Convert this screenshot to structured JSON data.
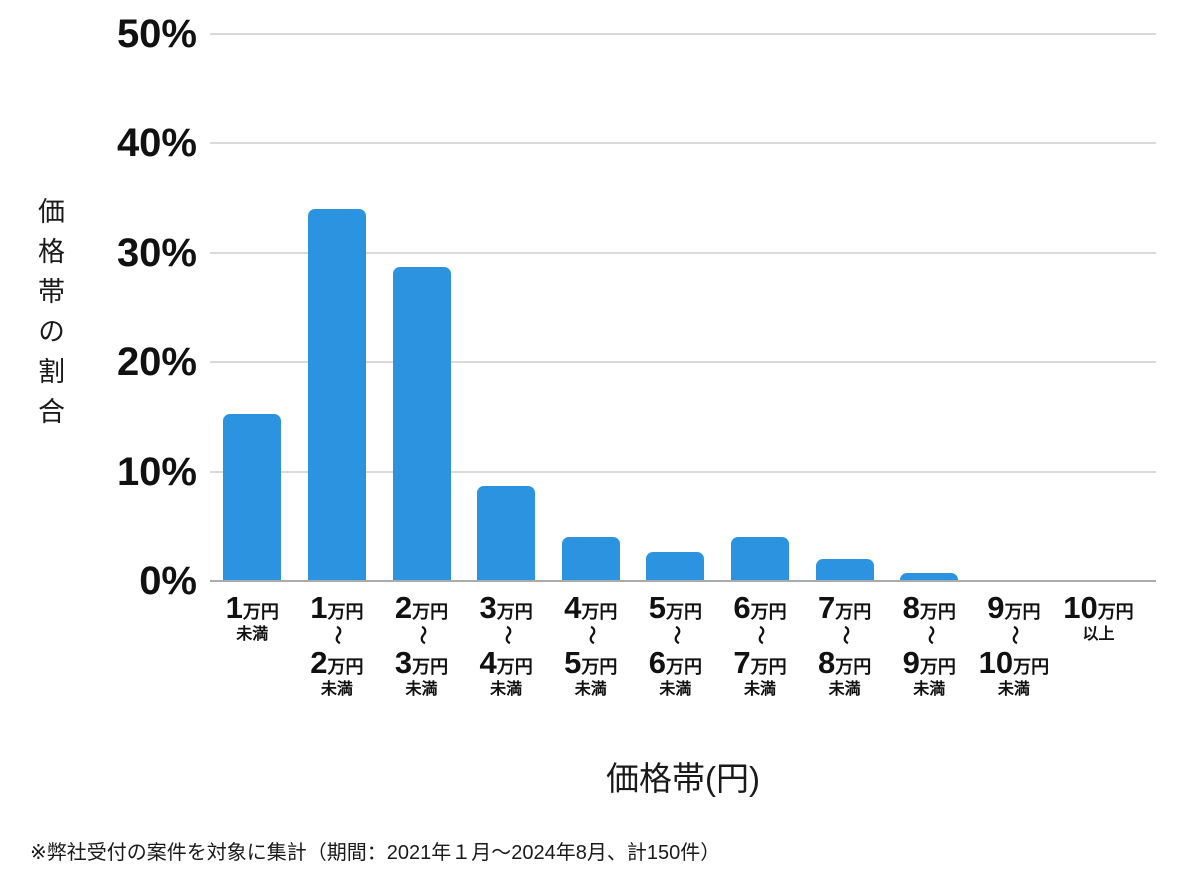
{
  "chart_data": {
    "type": "bar",
    "title": "",
    "xlabel": "価格帯(円)",
    "ylabel": "価格帯の割合",
    "ylim": [
      0,
      50
    ],
    "grid": true,
    "bar_color": "#2b93e0",
    "gridline_color": "#dadada",
    "axis_line_color": "#ababab",
    "yticks": [
      {
        "value": 0,
        "label": "0%"
      },
      {
        "value": 10,
        "label": "10%"
      },
      {
        "value": 20,
        "label": "20%"
      },
      {
        "value": 30,
        "label": "30%"
      },
      {
        "value": 40,
        "label": "40%"
      },
      {
        "value": 50,
        "label": "50%"
      }
    ],
    "categories": [
      {
        "top": "1",
        "top_unit": "万円",
        "tilde": "",
        "bottom": "",
        "bottom_unit": "",
        "suffix": "未満"
      },
      {
        "top": "1",
        "top_unit": "万円",
        "tilde": "〜",
        "bottom": "2",
        "bottom_unit": "万円",
        "suffix": "未満"
      },
      {
        "top": "2",
        "top_unit": "万円",
        "tilde": "〜",
        "bottom": "3",
        "bottom_unit": "万円",
        "suffix": "未満"
      },
      {
        "top": "3",
        "top_unit": "万円",
        "tilde": "〜",
        "bottom": "4",
        "bottom_unit": "万円",
        "suffix": "未満"
      },
      {
        "top": "4",
        "top_unit": "万円",
        "tilde": "〜",
        "bottom": "5",
        "bottom_unit": "万円",
        "suffix": "未満"
      },
      {
        "top": "5",
        "top_unit": "万円",
        "tilde": "〜",
        "bottom": "6",
        "bottom_unit": "万円",
        "suffix": "未満"
      },
      {
        "top": "6",
        "top_unit": "万円",
        "tilde": "〜",
        "bottom": "7",
        "bottom_unit": "万円",
        "suffix": "未満"
      },
      {
        "top": "7",
        "top_unit": "万円",
        "tilde": "〜",
        "bottom": "8",
        "bottom_unit": "万円",
        "suffix": "未満"
      },
      {
        "top": "8",
        "top_unit": "万円",
        "tilde": "〜",
        "bottom": "9",
        "bottom_unit": "万円",
        "suffix": "未満"
      },
      {
        "top": "9",
        "top_unit": "万円",
        "tilde": "〜",
        "bottom": "10",
        "bottom_unit": "万円",
        "suffix": "未満"
      },
      {
        "top": "10",
        "top_unit": "万円",
        "tilde": "",
        "bottom": "",
        "bottom_unit": "",
        "suffix": "以上"
      }
    ],
    "values": [
      15.3,
      34,
      28.7,
      8.7,
      4,
      2.7,
      4,
      2,
      0.7,
      0,
      0
    ],
    "footnote": "※弊社受付の案件を対象に集計（期間：2021年１月〜2024年8月、計150件）"
  }
}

## Instructions for the task
Write out each entry exactly as given, omitting any picture.

## Reply to the exercise
Convert this screenshot to structured JSON data.
{
  "chart_data": {
    "type": "bar",
    "title": "",
    "xlabel": "価格帯(円)",
    "ylabel": "価格帯の割合",
    "ylim": [
      0,
      50
    ],
    "grid": true,
    "bar_color": "#2b93e0",
    "gridline_color": "#dadada",
    "axis_line_color": "#ababab",
    "yticks": [
      {
        "value": 0,
        "label": "0%"
      },
      {
        "value": 10,
        "label": "10%"
      },
      {
        "value": 20,
        "label": "20%"
      },
      {
        "value": 30,
        "label": "30%"
      },
      {
        "value": 40,
        "label": "40%"
      },
      {
        "value": 50,
        "label": "50%"
      }
    ],
    "categories": [
      {
        "top": "1",
        "top_unit": "万円",
        "tilde": "",
        "bottom": "",
        "bottom_unit": "",
        "suffix": "未満"
      },
      {
        "top": "1",
        "top_unit": "万円",
        "tilde": "〜",
        "bottom": "2",
        "bottom_unit": "万円",
        "suffix": "未満"
      },
      {
        "top": "2",
        "top_unit": "万円",
        "tilde": "〜",
        "bottom": "3",
        "bottom_unit": "万円",
        "suffix": "未満"
      },
      {
        "top": "3",
        "top_unit": "万円",
        "tilde": "〜",
        "bottom": "4",
        "bottom_unit": "万円",
        "suffix": "未満"
      },
      {
        "top": "4",
        "top_unit": "万円",
        "tilde": "〜",
        "bottom": "5",
        "bottom_unit": "万円",
        "suffix": "未満"
      },
      {
        "top": "5",
        "top_unit": "万円",
        "tilde": "〜",
        "bottom": "6",
        "bottom_unit": "万円",
        "suffix": "未満"
      },
      {
        "top": "6",
        "top_unit": "万円",
        "tilde": "〜",
        "bottom": "7",
        "bottom_unit": "万円",
        "suffix": "未満"
      },
      {
        "top": "7",
        "top_unit": "万円",
        "tilde": "〜",
        "bottom": "8",
        "bottom_unit": "万円",
        "suffix": "未満"
      },
      {
        "top": "8",
        "top_unit": "万円",
        "tilde": "〜",
        "bottom": "9",
        "bottom_unit": "万円",
        "suffix": "未満"
      },
      {
        "top": "9",
        "top_unit": "万円",
        "tilde": "〜",
        "bottom": "10",
        "bottom_unit": "万円",
        "suffix": "未満"
      },
      {
        "top": "10",
        "top_unit": "万円",
        "tilde": "",
        "bottom": "",
        "bottom_unit": "",
        "suffix": "以上"
      }
    ],
    "values": [
      15.3,
      34,
      28.7,
      8.7,
      4,
      2.7,
      4,
      2,
      0.7,
      0,
      0
    ],
    "footnote": "※弊社受付の案件を対象に集計（期間：2021年１月〜2024年8月、計150件）"
  }
}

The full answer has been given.